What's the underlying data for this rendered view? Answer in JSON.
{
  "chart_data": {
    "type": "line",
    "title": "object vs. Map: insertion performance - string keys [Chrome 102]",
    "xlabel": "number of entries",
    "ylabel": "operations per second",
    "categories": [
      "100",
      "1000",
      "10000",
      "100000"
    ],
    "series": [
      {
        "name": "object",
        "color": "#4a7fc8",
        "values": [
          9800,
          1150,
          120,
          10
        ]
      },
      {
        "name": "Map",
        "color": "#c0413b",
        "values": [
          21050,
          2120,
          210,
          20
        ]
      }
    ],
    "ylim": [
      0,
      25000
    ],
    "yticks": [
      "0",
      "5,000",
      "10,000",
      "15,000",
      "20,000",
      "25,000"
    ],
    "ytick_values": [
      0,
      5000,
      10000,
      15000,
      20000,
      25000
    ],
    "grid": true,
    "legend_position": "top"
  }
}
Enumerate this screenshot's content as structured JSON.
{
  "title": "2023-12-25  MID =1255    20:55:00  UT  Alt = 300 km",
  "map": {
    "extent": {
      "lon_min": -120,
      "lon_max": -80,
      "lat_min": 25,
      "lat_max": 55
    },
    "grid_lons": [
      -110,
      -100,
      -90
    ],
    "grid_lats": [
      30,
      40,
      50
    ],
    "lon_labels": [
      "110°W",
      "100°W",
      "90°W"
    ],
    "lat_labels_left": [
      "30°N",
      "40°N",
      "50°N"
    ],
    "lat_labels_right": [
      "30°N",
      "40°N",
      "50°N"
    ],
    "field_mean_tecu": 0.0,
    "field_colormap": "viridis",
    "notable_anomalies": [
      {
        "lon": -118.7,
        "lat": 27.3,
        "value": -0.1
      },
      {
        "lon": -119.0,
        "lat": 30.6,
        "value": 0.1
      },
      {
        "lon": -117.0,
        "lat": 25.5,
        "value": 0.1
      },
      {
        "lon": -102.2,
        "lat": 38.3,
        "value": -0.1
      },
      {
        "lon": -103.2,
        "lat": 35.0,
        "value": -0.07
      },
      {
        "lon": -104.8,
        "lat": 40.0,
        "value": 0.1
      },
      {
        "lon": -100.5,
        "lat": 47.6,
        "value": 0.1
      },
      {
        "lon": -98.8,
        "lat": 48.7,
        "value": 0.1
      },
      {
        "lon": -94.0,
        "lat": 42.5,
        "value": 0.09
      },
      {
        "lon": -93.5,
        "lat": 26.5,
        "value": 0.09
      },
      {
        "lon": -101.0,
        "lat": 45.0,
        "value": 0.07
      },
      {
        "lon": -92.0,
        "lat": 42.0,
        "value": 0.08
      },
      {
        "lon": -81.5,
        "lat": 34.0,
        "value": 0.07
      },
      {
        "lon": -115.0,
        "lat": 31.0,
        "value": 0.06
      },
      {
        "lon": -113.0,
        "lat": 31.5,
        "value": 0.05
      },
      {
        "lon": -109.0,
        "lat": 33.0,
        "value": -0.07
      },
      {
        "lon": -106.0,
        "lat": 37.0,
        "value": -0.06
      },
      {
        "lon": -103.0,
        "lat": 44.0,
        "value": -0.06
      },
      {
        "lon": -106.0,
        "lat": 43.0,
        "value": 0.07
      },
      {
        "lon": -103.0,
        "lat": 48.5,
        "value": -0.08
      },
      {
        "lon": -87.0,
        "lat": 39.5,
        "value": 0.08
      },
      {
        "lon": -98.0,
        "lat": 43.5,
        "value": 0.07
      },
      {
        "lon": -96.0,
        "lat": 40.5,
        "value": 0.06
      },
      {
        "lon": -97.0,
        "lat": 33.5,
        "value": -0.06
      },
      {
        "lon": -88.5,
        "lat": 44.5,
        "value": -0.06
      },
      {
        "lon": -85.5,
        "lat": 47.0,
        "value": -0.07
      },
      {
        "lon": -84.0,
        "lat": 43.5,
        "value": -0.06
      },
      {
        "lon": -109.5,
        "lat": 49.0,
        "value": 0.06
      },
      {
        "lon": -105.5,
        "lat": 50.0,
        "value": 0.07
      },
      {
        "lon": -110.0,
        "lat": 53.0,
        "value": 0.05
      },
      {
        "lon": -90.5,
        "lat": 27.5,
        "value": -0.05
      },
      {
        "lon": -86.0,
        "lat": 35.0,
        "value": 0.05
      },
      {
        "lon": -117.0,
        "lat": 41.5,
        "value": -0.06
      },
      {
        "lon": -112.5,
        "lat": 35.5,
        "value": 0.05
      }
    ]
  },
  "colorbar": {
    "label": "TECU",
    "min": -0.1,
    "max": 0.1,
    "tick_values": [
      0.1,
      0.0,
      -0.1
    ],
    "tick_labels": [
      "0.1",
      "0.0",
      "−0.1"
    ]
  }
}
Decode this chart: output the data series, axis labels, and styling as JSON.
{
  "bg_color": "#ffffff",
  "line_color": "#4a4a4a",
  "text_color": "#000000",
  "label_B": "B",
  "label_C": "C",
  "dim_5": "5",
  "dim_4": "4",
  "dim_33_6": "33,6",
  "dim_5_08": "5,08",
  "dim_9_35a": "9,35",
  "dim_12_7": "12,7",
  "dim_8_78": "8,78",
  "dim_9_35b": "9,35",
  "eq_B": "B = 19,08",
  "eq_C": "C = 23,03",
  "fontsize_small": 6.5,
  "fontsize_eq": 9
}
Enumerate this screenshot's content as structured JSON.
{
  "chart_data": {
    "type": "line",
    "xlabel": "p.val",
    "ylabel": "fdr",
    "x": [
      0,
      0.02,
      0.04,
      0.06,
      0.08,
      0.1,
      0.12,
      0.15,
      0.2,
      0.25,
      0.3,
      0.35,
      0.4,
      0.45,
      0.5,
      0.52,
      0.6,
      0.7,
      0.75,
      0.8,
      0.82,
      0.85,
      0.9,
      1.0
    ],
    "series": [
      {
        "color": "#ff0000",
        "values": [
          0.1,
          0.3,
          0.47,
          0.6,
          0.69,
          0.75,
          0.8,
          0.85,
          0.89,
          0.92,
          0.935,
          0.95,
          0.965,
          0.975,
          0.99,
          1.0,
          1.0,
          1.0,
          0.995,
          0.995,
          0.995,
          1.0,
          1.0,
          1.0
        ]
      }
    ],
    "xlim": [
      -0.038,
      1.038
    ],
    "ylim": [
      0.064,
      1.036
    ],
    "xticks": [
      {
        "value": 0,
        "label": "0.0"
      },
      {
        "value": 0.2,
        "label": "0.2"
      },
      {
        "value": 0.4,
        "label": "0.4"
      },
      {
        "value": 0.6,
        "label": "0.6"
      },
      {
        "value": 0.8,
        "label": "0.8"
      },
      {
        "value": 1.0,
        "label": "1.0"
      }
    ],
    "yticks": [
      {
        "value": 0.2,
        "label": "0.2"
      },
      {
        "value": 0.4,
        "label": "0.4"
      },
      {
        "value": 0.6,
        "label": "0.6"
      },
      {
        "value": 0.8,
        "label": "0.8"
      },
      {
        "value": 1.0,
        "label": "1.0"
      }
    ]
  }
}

****

Your instructions =>
Please set down the whole listing above without altering a single line.

Response to this task =>
What's the underlying data for this rendered view? Answer in JSON.
{
  "chart_data": {
    "type": "line",
    "title": "object vs. Map: insertion performance - string keys [Chrome 102]",
    "xlabel": "number of entries",
    "ylabel": "operations per second",
    "categories": [
      "100",
      "1000",
      "10000",
      "100000"
    ],
    "series": [
      {
        "name": "object",
        "color": "#4a7fc8",
        "values": [
          9800,
          1150,
          120,
          10
        ]
      },
      {
        "name": "Map",
        "color": "#c0413b",
        "values": [
          21050,
          2120,
          210,
          20
        ]
      }
    ],
    "ylim": [
      0,
      25000
    ],
    "yticks": [
      "0",
      "5,000",
      "10,000",
      "15,000",
      "20,000",
      "25,000"
    ],
    "ytick_values": [
      0,
      5000,
      10000,
      15000,
      20000,
      25000
    ],
    "grid": true,
    "legend_position": "top"
  }
}
Enumerate this screenshot's content as structured JSON.
{
  "title": "2023-12-25  MID =1255    20:55:00  UT  Alt = 300 km",
  "map": {
    "extent": {
      "lon_min": -120,
      "lon_max": -80,
      "lat_min": 25,
      "lat_max": 55
    },
    "grid_lons": [
      -110,
      -100,
      -90
    ],
    "grid_lats": [
      30,
      40,
      50
    ],
    "lon_labels": [
      "110°W",
      "100°W",
      "90°W"
    ],
    "lat_labels_left": [
      "30°N",
      "40°N",
      "50°N"
    ],
    "lat_labels_right": [
      "30°N",
      "40°N",
      "50°N"
    ],
    "field_mean_tecu": 0.0,
    "field_colormap": "viridis",
    "notable_anomalies": [
      {
        "lon": -118.7,
        "lat": 27.3,
        "value": -0.1
      },
      {
        "lon": -119.0,
        "lat": 30.6,
        "value": 0.1
      },
      {
        "lon": -117.0,
        "lat": 25.5,
        "value": 0.1
      },
      {
        "lon": -102.2,
        "lat": 38.3,
        "value": -0.1
      },
      {
        "lon": -103.2,
        "lat": 35.0,
        "value": -0.07
      },
      {
        "lon": -104.8,
        "lat": 40.0,
        "value": 0.1
      },
      {
        "lon": -100.5,
        "lat": 47.6,
        "value": 0.1
      },
      {
        "lon": -98.8,
        "lat": 48.7,
        "value": 0.1
      },
      {
        "lon": -94.0,
        "lat": 42.5,
        "value": 0.09
      },
      {
        "lon": -93.5,
        "lat": 26.5,
        "value": 0.09
      },
      {
        "lon": -101.0,
        "lat": 45.0,
        "value": 0.07
      },
      {
        "lon": -92.0,
        "lat": 42.0,
        "value": 0.08
      },
      {
        "lon": -81.5,
        "lat": 34.0,
        "value": 0.07
      },
      {
        "lon": -115.0,
        "lat": 31.0,
        "value": 0.06
      },
      {
        "lon": -113.0,
        "lat": 31.5,
        "value": 0.05
      },
      {
        "lon": -109.0,
        "lat": 33.0,
        "value": -0.07
      },
      {
        "lon": -106.0,
        "lat": 37.0,
        "value": -0.06
      },
      {
        "lon": -103.0,
        "lat": 44.0,
        "value": -0.06
      },
      {
        "lon": -106.0,
        "lat": 43.0,
        "value": 0.07
      },
      {
        "lon": -103.0,
        "lat": 48.5,
        "value": -0.08
      },
      {
        "lon": -87.0,
        "lat": 39.5,
        "value": 0.08
      },
      {
        "lon": -98.0,
        "lat": 43.5,
        "value": 0.07
      },
      {
        "lon": -96.0,
        "lat": 40.5,
        "value": 0.06
      },
      {
        "lon": -97.0,
        "lat": 33.5,
        "value": -0.06
      },
      {
        "lon": -88.5,
        "lat": 44.5,
        "value": -0.06
      },
      {
        "lon": -85.5,
        "lat": 47.0,
        "value": -0.07
      },
      {
        "lon": -84.0,
        "lat": 43.5,
        "value": -0.06
      },
      {
        "lon": -109.5,
        "lat": 49.0,
        "value": 0.06
      },
      {
        "lon": -105.5,
        "lat": 50.0,
        "value": 0.07
      },
      {
        "lon": -110.0,
        "lat": 53.0,
        "value": 0.05
      },
      {
        "lon": -90.5,
        "lat": 27.5,
        "value": -0.05
      },
      {
        "lon": -86.0,
        "lat": 35.0,
        "value": 0.05
      },
      {
        "lon": -117.0,
        "lat": 41.5,
        "value": -0.06
      },
      {
        "lon": -112.5,
        "lat": 35.5,
        "value": 0.05
      }
    ]
  },
  "colorbar": {
    "label": "TECU",
    "min": -0.1,
    "max": 0.1,
    "tick_values": [
      0.1,
      0.0,
      -0.1
    ],
    "tick_labels": [
      "0.1",
      "0.0",
      "−0.1"
    ]
  }
}
Decode this chart: output the data series, axis labels, and styling as JSON.
{
  "bg_color": "#ffffff",
  "line_color": "#4a4a4a",
  "text_color": "#000000",
  "label_B": "B",
  "label_C": "C",
  "dim_5": "5",
  "dim_4": "4",
  "dim_33_6": "33,6",
  "dim_5_08": "5,08",
  "dim_9_35a": "9,35",
  "dim_12_7": "12,7",
  "dim_8_78": "8,78",
  "dim_9_35b": "9,35",
  "eq_B": "B = 19,08",
  "eq_C": "C = 23,03",
  "fontsize_small": 6.5,
  "fontsize_eq": 9
}
Enumerate this screenshot's content as structured JSON.
{
  "chart_data": {
    "type": "line",
    "xlabel": "p.val",
    "ylabel": "fdr",
    "x": [
      0,
      0.02,
      0.04,
      0.06,
      0.08,
      0.1,
      0.12,
      0.15,
      0.2,
      0.25,
      0.3,
      0.35,
      0.4,
      0.45,
      0.5,
      0.52,
      0.6,
      0.7,
      0.75,
      0.8,
      0.82,
      0.85,
      0.9,
      1.0
    ],
    "series": [
      {
        "color": "#ff0000",
        "values": [
          0.1,
          0.3,
          0.47,
          0.6,
          0.69,
          0.75,
          0.8,
          0.85,
          0.89,
          0.92,
          0.935,
          0.95,
          0.965,
          0.975,
          0.99,
          1.0,
          1.0,
          1.0,
          0.995,
          0.995,
          0.995,
          1.0,
          1.0,
          1.0
        ]
      }
    ],
    "xlim": [
      -0.038,
      1.038
    ],
    "ylim": [
      0.064,
      1.036
    ],
    "xticks": [
      {
        "value": 0,
        "label": "0.0"
      },
      {
        "value": 0.2,
        "label": "0.2"
      },
      {
        "value": 0.4,
        "label": "0.4"
      },
      {
        "value": 0.6,
        "label": "0.6"
      },
      {
        "value": 0.8,
        "label": "0.8"
      },
      {
        "value": 1.0,
        "label": "1.0"
      }
    ],
    "yticks": [
      {
        "value": 0.2,
        "label": "0.2"
      },
      {
        "value": 0.4,
        "label": "0.4"
      },
      {
        "value": 0.6,
        "label": "0.6"
      },
      {
        "value": 0.8,
        "label": "0.8"
      },
      {
        "value": 1.0,
        "label": "1.0"
      }
    ]
  }
}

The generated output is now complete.